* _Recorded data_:
★ ★ ★ ★

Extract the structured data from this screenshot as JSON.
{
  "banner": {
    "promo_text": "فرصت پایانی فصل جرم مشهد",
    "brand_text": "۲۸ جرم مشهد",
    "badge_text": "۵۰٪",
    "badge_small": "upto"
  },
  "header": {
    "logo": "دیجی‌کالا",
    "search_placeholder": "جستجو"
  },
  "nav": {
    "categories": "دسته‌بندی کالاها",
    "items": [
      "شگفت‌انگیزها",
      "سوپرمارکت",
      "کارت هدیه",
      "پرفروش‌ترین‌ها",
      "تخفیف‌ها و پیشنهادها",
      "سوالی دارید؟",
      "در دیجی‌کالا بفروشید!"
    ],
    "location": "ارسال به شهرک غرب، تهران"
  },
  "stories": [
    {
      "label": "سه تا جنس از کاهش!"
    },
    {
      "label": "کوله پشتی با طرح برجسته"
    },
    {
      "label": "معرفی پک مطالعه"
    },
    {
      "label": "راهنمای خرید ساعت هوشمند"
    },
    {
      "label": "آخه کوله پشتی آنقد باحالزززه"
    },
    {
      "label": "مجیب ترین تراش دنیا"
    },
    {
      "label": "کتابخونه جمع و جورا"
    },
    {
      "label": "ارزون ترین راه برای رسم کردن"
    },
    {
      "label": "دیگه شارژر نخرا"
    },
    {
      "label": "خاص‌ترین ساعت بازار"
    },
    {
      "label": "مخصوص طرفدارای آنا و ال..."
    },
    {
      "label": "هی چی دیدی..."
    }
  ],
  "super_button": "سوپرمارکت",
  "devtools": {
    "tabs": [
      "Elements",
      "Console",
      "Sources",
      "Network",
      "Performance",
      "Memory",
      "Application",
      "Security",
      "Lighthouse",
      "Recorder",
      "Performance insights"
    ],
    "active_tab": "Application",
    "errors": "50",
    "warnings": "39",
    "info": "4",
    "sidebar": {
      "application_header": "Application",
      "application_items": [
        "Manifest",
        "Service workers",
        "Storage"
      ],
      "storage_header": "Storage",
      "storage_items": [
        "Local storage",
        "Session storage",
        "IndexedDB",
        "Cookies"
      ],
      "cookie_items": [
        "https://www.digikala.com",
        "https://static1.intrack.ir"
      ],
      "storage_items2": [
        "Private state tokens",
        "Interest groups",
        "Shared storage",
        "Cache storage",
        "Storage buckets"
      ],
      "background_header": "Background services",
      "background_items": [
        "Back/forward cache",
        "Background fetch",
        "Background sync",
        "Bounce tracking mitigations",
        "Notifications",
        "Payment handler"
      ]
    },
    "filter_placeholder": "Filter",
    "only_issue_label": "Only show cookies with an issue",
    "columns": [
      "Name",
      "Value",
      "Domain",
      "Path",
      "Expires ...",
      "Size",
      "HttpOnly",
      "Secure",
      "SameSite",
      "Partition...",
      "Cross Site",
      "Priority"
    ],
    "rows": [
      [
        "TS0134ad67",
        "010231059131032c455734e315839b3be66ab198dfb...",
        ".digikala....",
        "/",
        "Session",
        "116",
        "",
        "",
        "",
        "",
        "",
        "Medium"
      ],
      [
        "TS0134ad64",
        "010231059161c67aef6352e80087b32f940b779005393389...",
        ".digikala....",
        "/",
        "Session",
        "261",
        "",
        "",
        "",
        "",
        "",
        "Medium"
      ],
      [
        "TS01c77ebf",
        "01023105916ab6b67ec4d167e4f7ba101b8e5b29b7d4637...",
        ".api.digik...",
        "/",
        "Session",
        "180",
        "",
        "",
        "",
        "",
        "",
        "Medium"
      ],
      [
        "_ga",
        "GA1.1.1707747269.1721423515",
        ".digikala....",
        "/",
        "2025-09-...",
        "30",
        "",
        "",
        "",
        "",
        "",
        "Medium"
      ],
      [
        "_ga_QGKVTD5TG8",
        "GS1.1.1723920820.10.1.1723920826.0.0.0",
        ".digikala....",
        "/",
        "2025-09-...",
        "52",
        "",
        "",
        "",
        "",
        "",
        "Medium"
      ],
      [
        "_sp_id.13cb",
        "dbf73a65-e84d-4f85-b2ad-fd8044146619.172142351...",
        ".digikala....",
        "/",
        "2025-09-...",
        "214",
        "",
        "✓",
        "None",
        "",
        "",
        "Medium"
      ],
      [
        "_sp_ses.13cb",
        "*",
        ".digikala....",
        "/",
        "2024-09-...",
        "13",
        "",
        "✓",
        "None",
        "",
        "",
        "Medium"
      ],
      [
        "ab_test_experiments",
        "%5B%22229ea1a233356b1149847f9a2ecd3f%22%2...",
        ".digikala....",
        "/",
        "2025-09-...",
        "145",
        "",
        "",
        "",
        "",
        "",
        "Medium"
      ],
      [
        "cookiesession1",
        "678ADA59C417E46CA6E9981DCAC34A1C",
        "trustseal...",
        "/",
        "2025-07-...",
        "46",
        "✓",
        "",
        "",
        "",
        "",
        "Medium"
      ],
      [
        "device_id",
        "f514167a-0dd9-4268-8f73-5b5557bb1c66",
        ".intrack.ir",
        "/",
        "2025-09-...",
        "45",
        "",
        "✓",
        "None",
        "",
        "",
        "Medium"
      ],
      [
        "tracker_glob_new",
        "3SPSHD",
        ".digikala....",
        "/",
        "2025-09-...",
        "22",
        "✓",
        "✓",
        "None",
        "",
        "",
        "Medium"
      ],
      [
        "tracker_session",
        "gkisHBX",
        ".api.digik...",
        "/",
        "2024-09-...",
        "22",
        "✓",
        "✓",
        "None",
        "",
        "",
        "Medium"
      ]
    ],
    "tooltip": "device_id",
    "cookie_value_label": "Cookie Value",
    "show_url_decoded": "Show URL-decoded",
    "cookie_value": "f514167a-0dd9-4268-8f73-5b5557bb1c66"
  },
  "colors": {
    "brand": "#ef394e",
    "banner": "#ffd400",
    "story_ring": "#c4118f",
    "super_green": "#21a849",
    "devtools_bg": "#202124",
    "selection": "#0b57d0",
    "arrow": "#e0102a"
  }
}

★ ★ ★ ★

* _What is expected_: Find each line in the records holding the string "ترین" and show it.

* _Solution_:
      "پرفروش‌ترین‌ها",
      "label": "مجیب ترین تراش دنیا"
      "label": "ارزون ترین راه برای رسم کردن"
      "label": "خاص‌ترین ساعت بازار"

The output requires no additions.